Locate the line that contains "Output the text content of this document.". Print it and each following line through the end of the listing, verbatim, and nothing more.

-- begin Information given --

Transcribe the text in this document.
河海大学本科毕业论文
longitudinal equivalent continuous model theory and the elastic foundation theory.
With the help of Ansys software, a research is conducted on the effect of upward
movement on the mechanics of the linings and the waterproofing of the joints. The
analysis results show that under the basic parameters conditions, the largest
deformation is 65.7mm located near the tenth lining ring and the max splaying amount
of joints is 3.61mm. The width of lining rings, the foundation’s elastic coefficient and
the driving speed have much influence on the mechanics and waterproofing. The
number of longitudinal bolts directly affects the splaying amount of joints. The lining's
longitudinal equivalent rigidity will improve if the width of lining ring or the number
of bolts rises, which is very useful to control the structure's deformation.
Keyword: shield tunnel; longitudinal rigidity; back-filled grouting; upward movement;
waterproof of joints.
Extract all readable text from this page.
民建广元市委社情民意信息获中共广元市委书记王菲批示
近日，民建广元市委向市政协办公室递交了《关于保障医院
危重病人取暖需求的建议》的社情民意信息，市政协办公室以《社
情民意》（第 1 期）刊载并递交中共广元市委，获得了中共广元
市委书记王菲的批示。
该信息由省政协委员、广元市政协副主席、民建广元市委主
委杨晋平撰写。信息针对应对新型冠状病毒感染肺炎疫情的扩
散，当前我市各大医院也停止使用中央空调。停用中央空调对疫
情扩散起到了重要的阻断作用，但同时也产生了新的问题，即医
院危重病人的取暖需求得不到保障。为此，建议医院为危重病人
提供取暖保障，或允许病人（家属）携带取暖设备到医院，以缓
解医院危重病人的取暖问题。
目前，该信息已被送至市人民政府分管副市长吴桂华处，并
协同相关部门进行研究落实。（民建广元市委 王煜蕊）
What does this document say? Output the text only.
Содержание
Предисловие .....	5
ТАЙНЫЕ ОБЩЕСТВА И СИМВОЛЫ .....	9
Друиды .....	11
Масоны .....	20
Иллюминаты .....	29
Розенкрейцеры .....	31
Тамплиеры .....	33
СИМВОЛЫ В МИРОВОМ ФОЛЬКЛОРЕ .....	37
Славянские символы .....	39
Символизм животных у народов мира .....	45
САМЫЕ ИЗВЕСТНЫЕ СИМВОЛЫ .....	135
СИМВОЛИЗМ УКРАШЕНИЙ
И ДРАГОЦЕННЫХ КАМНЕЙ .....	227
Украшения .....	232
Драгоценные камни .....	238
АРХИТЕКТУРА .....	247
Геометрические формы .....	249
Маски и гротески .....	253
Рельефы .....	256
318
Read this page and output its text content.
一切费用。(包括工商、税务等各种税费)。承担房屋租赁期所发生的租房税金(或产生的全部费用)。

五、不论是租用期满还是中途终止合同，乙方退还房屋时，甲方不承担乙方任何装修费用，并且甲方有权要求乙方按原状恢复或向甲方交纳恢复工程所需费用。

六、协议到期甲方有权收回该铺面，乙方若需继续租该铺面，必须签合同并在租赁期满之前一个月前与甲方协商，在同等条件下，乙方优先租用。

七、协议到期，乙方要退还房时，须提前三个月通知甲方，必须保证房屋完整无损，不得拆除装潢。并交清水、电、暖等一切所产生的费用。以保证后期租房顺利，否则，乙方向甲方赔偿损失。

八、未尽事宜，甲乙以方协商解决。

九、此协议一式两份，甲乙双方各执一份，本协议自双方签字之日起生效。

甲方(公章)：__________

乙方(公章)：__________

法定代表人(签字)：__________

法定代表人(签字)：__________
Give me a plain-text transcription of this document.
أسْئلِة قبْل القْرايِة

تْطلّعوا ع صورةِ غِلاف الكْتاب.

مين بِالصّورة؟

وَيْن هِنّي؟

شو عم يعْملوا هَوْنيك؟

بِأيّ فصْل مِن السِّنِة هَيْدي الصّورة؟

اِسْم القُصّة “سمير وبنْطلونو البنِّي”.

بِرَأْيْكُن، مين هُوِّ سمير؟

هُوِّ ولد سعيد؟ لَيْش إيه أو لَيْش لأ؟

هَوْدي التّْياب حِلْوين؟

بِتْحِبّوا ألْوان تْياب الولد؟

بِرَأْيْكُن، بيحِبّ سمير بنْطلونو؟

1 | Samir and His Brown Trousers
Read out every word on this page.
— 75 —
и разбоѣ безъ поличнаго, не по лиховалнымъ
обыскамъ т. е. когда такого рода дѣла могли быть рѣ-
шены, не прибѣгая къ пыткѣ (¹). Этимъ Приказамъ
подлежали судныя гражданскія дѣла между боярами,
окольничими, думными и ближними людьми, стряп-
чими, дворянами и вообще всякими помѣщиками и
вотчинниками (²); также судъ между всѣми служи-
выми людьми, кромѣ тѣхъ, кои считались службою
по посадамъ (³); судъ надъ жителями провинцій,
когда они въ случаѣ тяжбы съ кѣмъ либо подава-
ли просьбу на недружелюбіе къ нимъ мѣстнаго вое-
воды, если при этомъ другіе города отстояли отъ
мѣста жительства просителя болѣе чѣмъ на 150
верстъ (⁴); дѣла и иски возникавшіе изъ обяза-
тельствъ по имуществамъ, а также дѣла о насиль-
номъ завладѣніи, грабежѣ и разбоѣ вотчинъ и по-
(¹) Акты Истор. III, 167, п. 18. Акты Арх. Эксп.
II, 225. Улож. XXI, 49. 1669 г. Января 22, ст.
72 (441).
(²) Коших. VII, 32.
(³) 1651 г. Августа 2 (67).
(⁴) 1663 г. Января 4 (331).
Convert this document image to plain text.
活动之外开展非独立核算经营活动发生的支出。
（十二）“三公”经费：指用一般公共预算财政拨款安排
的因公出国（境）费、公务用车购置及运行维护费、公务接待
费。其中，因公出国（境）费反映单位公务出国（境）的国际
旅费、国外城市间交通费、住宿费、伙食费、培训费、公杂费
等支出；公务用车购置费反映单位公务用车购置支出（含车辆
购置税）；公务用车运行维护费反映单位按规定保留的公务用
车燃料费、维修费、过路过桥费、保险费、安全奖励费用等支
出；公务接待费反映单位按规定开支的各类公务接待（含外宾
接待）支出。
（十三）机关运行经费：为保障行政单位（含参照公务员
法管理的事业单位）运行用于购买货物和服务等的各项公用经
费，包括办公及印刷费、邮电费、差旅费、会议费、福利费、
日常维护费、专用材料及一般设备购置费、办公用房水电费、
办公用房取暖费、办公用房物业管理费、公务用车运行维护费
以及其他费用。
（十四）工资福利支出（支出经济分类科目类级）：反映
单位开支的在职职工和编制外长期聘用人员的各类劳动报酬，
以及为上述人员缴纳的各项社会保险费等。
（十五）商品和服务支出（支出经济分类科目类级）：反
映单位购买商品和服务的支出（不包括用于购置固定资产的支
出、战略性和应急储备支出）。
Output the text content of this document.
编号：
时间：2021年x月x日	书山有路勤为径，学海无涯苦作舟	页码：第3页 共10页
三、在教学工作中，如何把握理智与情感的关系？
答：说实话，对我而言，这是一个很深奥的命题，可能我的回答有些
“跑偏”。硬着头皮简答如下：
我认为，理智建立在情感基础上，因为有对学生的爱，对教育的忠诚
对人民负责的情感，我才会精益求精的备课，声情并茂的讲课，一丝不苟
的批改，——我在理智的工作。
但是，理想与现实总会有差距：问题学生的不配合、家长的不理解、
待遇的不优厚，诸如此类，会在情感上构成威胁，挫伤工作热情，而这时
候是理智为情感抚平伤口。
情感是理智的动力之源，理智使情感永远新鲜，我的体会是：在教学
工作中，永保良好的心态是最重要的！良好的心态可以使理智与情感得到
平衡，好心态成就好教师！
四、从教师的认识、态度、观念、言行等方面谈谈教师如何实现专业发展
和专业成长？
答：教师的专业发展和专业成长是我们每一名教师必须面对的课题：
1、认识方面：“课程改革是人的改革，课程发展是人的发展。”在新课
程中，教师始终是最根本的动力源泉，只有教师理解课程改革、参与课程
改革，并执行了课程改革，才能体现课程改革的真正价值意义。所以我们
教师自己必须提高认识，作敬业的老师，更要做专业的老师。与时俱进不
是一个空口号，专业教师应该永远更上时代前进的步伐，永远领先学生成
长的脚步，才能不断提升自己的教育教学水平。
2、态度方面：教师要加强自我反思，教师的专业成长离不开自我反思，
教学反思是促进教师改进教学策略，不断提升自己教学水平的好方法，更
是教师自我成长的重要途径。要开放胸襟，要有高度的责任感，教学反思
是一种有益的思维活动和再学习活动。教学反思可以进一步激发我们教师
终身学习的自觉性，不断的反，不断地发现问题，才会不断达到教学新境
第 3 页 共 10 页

-- end Information given --

## Answer to this exercise
Output the text content of this document.
编号：
时间：2021年x月x日	书山有路勤为径，学海无涯苦作舟	页码：第3页 共10页
三、在教学工作中，如何把握理智与情感的关系？
答：说实话，对我而言，这是一个很深奥的命题，可能我的回答有些
“跑偏”。硬着头皮简答如下：
我认为，理智建立在情感基础上，因为有对学生的爱，对教育的忠诚
对人民负责的情感，我才会精益求精的备课，声情并茂的讲课，一丝不苟
的批改，——我在理智的工作。
但是，理想与现实总会有差距：问题学生的不配合、家长的不理解、
待遇的不优厚，诸如此类，会在情感上构成威胁，挫伤工作热情，而这时
候是理智为情感抚平伤口。
情感是理智的动力之源，理智使情感永远新鲜，我的体会是：在教学
工作中，永保良好的心态是最重要的！良好的心态可以使理智与情感得到
平衡，好心态成就好教师！
四、从教师的认识、态度、观念、言行等方面谈谈教师如何实现专业发展
和专业成长？
答：教师的专业发展和专业成长是我们每一名教师必须面对的课题：
1、认识方面：“课程改革是人的改革，课程发展是人的发展。”在新课
程中，教师始终是最根本的动力源泉，只有教师理解课程改革、参与课程
改革，并执行了课程改革，才能体现课程改革的真正价值意义。所以我们
教师自己必须提高认识，作敬业的老师，更要做专业的老师。与时俱进不
是一个空口号，专业教师应该永远更上时代前进的步伐，永远领先学生成
长的脚步，才能不断提升自己的教育教学水平。
2、态度方面：教师要加强自我反思，教师的专业成长离不开自我反思，
教学反思是促进教师改进教学策略，不断提升自己教学水平的好方法，更
是教师自我成长的重要途径。要开放胸襟，要有高度的责任感，教学反思
是一种有益的思维活动和再学习活动。教学反思可以进一步激发我们教师
终身学习的自觉性，不断的反，不断地发现问题，才会不断达到教学新境
第 3 页 共 10 页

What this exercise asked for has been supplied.